Work required: Report how many lines of the listing below include the word "положения". Give nothing but the number.

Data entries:
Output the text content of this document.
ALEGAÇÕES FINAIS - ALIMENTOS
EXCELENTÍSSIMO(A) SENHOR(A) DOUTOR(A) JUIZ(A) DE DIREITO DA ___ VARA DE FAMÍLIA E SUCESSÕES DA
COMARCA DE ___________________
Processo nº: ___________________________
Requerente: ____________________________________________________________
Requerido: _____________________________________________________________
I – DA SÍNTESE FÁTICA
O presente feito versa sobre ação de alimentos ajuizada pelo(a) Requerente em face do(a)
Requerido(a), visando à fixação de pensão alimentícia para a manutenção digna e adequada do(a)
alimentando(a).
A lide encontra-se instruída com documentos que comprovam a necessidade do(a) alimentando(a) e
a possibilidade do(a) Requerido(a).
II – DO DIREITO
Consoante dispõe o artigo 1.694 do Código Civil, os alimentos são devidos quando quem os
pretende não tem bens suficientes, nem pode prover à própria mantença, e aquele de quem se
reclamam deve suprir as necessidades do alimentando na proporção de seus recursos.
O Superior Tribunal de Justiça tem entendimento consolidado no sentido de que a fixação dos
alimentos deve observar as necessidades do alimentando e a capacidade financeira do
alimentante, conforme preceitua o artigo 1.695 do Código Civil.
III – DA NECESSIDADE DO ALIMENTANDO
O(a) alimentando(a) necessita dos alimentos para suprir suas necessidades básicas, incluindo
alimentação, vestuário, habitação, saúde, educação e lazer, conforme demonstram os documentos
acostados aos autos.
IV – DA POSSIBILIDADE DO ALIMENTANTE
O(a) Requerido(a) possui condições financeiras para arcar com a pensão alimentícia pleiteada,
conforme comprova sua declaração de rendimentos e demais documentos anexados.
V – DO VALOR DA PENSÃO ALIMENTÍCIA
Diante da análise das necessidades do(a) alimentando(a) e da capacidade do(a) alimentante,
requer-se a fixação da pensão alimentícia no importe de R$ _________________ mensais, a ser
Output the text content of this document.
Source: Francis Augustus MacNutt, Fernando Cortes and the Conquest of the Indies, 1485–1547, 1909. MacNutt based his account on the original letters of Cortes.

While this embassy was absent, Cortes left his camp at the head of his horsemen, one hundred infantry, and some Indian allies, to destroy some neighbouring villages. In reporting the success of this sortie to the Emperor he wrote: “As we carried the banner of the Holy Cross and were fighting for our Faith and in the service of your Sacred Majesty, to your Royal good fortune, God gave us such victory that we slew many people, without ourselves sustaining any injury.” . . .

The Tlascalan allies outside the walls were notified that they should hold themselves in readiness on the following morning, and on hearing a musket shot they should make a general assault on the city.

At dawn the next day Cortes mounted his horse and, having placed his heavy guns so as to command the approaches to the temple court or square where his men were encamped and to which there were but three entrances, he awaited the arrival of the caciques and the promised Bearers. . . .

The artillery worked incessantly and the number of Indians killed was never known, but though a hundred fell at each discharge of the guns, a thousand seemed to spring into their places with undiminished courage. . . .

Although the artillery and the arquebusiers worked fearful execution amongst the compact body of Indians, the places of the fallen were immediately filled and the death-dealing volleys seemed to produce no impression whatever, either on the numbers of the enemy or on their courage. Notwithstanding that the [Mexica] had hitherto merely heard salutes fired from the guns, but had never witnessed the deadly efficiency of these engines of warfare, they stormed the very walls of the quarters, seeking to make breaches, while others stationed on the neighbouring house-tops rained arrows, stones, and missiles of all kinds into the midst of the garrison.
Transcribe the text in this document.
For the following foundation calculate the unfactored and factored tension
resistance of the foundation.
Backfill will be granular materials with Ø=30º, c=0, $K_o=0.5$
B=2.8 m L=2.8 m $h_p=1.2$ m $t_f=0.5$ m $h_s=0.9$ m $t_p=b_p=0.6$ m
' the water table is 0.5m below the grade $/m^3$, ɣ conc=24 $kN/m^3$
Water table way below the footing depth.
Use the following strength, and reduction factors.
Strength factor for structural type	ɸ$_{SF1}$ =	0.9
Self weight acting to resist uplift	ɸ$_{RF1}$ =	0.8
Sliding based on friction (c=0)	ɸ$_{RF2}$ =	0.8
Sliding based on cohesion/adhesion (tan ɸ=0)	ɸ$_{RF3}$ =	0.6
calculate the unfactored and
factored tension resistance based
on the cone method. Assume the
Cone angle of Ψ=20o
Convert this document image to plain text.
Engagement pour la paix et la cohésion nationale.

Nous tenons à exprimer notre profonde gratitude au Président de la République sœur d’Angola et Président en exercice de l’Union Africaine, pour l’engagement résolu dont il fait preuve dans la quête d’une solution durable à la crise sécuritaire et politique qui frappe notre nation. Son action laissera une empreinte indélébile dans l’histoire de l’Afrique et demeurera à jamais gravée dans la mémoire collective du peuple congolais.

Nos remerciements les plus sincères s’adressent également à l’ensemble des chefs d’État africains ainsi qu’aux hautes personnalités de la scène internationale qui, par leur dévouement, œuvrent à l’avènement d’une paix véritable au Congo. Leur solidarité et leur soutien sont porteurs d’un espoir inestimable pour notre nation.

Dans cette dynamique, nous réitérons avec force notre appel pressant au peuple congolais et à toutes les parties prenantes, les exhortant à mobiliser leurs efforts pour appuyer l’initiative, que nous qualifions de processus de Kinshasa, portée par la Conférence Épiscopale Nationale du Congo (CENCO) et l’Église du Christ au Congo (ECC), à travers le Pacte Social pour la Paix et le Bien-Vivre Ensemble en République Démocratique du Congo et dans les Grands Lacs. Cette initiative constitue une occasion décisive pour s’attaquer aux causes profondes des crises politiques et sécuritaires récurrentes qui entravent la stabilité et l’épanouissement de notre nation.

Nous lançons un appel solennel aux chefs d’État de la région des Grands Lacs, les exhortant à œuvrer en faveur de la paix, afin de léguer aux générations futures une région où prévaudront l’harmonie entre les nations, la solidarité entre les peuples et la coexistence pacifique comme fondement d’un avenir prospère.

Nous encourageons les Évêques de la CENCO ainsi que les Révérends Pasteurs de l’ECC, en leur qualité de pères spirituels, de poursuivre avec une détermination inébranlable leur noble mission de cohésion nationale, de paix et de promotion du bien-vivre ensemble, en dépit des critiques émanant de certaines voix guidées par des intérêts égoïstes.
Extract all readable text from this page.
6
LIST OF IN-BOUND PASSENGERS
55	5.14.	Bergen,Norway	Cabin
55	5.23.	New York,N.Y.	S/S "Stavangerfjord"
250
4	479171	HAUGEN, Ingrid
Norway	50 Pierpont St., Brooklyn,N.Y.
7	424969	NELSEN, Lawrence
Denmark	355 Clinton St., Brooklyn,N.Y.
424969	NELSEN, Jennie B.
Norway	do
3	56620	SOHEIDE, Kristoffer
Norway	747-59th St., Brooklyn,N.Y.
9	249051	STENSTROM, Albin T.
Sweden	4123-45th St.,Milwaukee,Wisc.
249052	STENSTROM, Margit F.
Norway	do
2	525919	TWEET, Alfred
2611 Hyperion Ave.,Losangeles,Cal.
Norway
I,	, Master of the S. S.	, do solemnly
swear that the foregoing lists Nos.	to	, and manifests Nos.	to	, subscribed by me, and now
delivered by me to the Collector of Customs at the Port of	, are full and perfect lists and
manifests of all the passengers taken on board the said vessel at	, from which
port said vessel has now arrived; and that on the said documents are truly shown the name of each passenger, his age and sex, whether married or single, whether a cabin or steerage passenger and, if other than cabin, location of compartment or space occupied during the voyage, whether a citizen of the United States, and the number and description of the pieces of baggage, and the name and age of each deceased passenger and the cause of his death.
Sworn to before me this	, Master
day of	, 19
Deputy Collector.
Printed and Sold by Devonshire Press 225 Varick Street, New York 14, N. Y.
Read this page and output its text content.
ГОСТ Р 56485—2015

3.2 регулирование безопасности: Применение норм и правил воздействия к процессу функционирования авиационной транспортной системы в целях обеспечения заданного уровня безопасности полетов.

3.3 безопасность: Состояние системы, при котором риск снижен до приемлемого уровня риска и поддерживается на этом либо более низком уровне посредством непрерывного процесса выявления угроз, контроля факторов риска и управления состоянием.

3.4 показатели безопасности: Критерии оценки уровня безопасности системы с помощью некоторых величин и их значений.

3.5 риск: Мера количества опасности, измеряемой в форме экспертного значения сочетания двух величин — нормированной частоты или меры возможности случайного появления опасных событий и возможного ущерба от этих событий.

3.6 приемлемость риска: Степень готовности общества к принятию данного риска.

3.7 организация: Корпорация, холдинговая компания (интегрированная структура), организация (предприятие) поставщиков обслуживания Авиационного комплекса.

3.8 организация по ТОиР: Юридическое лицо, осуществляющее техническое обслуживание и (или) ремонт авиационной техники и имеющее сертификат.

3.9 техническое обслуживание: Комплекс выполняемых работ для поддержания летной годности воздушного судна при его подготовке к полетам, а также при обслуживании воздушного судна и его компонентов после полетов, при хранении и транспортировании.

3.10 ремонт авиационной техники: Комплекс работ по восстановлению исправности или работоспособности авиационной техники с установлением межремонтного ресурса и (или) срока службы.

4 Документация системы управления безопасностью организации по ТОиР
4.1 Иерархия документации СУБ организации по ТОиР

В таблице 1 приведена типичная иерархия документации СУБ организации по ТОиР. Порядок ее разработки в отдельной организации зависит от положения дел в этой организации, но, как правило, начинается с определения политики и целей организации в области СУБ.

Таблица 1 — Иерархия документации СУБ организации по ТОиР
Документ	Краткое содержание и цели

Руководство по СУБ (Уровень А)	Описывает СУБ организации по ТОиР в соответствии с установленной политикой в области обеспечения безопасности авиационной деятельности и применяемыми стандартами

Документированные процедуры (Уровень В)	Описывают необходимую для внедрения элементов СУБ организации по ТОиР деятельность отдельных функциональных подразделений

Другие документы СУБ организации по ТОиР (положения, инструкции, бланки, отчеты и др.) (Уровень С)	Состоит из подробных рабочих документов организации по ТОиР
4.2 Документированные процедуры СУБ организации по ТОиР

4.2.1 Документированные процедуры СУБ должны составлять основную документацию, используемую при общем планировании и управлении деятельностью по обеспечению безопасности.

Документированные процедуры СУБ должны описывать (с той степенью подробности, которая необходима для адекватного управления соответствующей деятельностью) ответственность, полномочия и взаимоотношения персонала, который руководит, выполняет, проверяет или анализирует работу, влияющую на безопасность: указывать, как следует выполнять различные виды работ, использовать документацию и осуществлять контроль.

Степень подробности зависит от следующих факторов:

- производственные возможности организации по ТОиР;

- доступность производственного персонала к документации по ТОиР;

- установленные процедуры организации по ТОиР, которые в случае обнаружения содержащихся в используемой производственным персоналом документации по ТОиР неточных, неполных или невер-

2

Solution to this problem: 2